Data:

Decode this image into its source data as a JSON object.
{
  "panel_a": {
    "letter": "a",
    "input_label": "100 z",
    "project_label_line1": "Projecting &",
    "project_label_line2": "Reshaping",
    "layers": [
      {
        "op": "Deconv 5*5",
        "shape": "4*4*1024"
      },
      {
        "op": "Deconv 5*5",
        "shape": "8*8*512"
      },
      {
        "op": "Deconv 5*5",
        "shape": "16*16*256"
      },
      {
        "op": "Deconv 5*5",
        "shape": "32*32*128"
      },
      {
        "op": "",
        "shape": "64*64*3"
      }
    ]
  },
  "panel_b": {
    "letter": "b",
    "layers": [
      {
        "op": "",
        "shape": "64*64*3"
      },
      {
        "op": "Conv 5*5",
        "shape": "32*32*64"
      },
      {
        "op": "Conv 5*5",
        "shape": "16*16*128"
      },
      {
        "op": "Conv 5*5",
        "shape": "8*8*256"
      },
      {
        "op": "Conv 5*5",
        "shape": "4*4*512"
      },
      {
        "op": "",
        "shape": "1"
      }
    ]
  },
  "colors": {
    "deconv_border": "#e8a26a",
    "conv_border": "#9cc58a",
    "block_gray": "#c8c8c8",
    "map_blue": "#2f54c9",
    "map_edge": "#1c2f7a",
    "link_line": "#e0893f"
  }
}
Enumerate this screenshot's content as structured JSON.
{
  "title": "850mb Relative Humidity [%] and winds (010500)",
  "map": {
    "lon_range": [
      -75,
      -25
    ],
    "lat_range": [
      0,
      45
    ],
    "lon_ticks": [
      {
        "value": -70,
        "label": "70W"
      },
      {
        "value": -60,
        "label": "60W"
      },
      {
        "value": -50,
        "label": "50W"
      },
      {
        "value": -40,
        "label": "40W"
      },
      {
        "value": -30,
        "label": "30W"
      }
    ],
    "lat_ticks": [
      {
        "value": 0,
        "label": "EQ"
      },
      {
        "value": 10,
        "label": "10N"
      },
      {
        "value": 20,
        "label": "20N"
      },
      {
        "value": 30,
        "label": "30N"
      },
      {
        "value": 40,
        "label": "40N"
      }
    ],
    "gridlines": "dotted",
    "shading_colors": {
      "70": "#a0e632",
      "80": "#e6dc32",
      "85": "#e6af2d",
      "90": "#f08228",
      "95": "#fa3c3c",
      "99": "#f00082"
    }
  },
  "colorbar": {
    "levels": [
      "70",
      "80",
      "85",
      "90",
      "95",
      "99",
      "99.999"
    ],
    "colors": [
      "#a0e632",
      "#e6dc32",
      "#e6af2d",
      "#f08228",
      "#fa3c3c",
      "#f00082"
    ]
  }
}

Aim of the task:
Show all lines from the data above in which the word "shape" appears.

Answer to this problem:
        "shape": "4*4*1024"
        "shape": "8*8*512"
        "shape": "16*16*256"
        "shape": "32*32*128"
        "shape": "64*64*3"
        "shape": "64*64*3"
        "shape": "32*32*64"
        "shape": "16*16*128"
        "shape": "8*8*256"
        "shape": "4*4*512"
        "shape": "1"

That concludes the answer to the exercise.